[BEGIN]

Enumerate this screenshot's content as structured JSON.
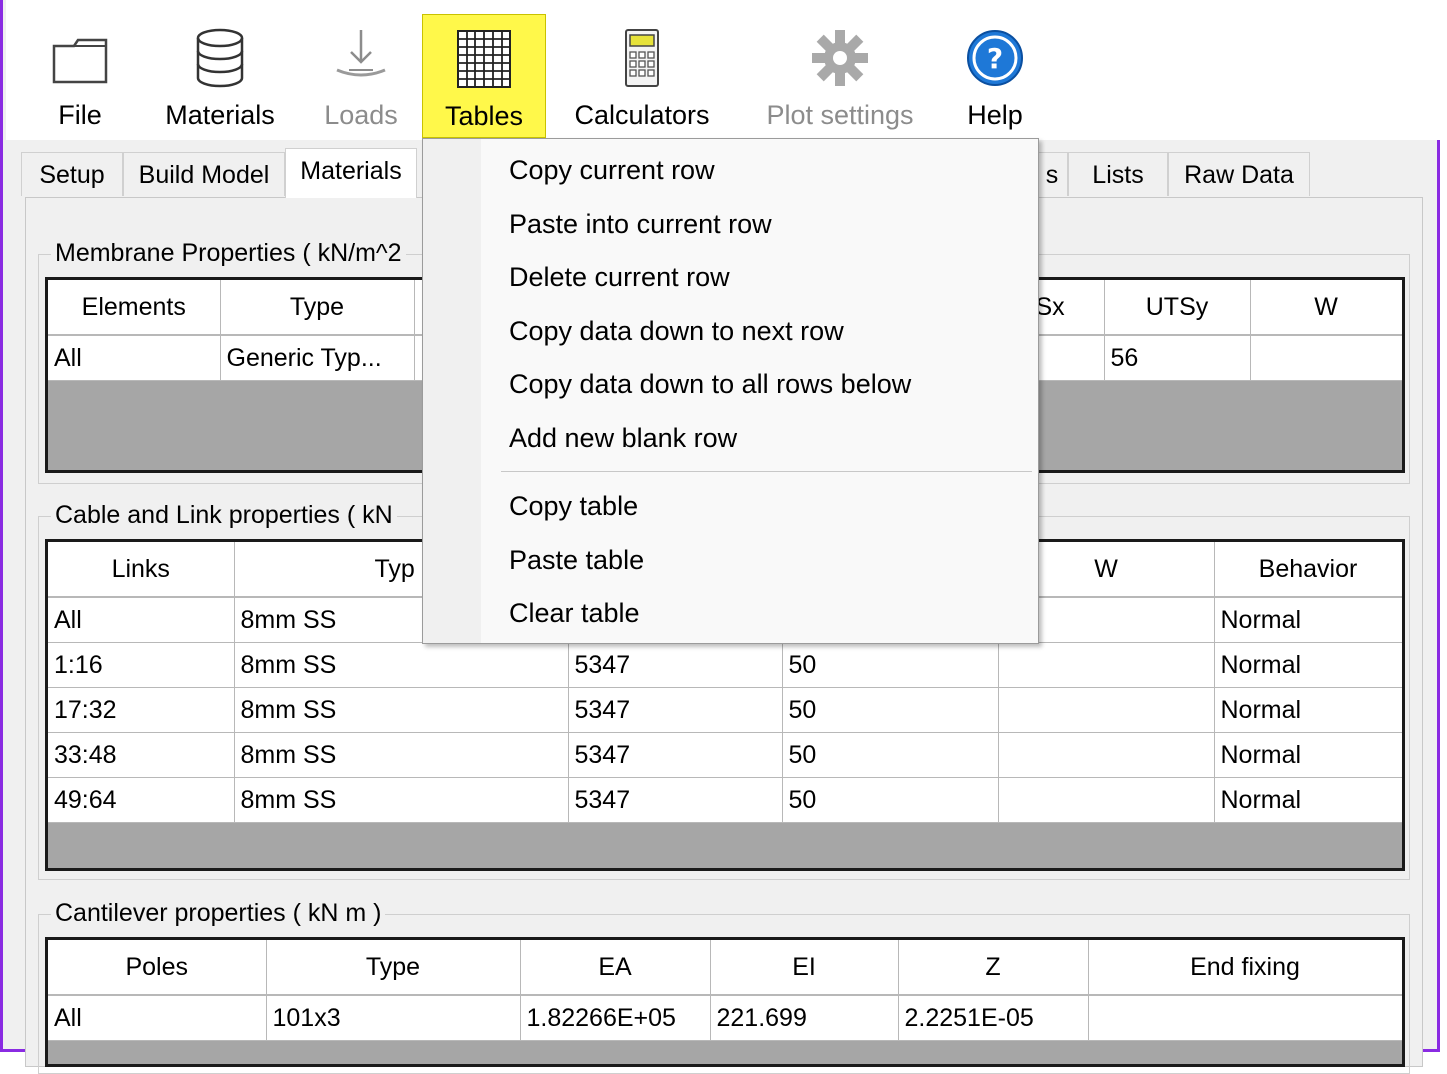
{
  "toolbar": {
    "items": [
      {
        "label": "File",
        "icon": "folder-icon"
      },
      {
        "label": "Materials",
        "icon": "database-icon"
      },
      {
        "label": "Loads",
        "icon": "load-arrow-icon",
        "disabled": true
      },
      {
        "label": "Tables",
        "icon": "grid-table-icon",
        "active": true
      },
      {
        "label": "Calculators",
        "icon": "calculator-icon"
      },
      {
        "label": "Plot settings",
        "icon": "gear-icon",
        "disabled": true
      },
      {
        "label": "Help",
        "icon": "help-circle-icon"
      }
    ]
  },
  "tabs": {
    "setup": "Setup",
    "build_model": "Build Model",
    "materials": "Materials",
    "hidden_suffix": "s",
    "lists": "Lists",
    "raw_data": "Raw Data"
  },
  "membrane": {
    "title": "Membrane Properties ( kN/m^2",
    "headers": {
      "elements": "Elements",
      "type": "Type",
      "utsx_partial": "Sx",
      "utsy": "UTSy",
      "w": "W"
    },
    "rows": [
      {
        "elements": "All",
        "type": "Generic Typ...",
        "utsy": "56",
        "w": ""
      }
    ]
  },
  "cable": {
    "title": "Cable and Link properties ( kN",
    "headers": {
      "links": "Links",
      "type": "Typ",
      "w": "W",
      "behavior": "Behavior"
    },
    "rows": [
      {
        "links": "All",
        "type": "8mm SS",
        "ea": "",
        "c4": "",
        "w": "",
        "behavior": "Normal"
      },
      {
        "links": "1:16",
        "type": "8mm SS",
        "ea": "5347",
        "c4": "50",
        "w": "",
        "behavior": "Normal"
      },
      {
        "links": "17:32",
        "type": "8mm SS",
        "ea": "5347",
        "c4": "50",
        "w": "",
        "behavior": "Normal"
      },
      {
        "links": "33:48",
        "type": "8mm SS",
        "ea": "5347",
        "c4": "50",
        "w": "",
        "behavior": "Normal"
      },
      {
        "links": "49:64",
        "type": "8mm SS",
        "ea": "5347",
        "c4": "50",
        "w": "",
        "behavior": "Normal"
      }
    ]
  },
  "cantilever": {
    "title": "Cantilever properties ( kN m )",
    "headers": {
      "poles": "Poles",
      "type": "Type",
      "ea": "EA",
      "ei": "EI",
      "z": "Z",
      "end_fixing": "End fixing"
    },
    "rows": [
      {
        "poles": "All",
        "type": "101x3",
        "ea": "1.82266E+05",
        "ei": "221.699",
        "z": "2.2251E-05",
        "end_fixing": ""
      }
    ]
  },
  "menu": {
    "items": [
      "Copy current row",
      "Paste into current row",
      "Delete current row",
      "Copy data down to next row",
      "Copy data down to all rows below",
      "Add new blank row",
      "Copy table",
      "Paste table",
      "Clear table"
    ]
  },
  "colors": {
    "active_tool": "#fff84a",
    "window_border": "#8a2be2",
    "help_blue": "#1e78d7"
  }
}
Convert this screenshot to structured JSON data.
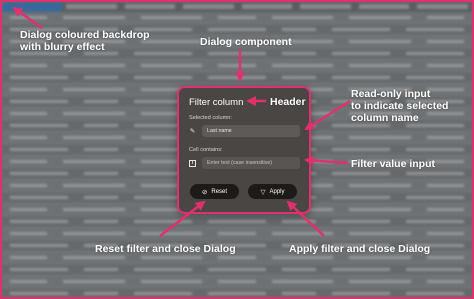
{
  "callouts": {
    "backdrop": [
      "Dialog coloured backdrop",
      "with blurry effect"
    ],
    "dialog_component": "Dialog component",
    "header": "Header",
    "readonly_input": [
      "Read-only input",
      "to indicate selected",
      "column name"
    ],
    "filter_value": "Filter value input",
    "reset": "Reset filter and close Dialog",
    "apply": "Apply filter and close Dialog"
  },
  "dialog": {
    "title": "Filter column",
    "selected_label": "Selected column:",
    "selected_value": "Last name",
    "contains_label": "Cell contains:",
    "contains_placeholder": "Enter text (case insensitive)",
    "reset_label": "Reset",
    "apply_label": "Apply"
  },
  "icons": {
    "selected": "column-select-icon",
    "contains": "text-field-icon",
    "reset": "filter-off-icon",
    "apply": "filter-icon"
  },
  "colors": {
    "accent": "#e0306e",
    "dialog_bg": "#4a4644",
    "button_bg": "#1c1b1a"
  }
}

[END]
[BEGIN]

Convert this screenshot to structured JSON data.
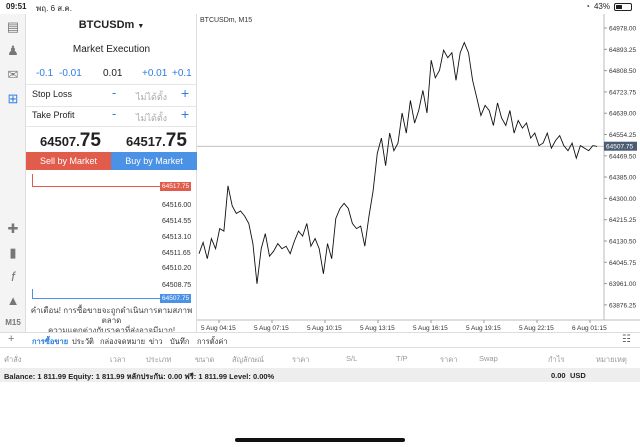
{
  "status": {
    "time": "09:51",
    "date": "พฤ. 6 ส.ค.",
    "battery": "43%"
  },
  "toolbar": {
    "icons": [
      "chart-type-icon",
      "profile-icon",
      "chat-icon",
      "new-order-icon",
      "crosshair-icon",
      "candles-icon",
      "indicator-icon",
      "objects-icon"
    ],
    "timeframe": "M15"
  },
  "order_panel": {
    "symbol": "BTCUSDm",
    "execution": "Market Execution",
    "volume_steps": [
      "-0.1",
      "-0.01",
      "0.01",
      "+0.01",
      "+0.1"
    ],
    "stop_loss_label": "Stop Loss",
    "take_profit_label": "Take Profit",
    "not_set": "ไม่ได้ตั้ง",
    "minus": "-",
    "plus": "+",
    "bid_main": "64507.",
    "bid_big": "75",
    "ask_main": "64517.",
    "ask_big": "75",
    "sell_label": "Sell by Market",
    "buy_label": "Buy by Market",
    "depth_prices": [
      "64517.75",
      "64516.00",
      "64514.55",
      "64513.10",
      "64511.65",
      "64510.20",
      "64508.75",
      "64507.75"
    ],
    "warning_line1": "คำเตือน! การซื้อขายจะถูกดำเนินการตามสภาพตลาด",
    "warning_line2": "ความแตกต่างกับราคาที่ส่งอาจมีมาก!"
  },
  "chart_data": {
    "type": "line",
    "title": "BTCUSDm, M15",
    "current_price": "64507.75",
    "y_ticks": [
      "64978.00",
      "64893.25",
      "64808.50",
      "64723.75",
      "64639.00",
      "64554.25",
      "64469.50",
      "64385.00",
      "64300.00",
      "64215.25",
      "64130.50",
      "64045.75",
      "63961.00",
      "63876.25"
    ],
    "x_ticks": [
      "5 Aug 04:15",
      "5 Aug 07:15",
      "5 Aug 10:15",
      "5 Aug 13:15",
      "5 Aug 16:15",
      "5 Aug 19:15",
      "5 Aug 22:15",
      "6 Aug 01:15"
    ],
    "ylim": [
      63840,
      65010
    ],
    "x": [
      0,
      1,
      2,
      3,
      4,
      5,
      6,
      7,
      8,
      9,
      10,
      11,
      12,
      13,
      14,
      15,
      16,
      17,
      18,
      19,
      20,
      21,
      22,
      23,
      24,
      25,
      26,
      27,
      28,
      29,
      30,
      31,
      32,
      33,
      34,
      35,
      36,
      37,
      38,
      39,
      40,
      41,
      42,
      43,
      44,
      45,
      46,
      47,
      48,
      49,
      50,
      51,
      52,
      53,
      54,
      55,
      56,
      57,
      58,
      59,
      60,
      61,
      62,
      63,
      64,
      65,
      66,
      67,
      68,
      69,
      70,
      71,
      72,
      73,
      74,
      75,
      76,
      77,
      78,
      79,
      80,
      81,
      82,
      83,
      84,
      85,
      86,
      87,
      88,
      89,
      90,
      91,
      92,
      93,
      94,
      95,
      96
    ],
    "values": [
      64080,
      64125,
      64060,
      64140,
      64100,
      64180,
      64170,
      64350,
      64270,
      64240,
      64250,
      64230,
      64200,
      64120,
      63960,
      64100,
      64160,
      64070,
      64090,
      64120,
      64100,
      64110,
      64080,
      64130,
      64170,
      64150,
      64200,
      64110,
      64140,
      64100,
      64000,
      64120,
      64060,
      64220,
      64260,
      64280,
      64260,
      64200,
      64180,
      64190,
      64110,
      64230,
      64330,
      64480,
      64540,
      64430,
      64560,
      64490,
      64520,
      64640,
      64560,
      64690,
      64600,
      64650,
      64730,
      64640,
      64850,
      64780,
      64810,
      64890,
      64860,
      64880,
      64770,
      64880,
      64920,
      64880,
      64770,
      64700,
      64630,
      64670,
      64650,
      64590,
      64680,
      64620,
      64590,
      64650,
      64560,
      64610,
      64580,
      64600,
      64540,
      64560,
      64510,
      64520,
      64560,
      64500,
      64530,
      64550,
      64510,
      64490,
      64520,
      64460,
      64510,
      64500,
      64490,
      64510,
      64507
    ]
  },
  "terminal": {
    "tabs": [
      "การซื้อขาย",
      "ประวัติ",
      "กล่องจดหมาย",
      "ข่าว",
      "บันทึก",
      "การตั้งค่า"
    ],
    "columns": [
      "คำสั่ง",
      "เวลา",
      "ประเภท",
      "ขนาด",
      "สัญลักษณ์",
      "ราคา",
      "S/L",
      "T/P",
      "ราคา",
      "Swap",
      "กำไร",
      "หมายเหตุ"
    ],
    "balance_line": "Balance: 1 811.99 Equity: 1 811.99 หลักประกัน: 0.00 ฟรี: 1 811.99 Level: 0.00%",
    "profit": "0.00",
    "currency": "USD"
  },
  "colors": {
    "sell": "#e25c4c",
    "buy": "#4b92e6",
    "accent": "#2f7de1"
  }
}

[END]

→ Task statement: Search the material above for "Materials". Pull out each line where it shows up.

→ Output for this task:
        "label": "Materials",
    "materials": "Materials",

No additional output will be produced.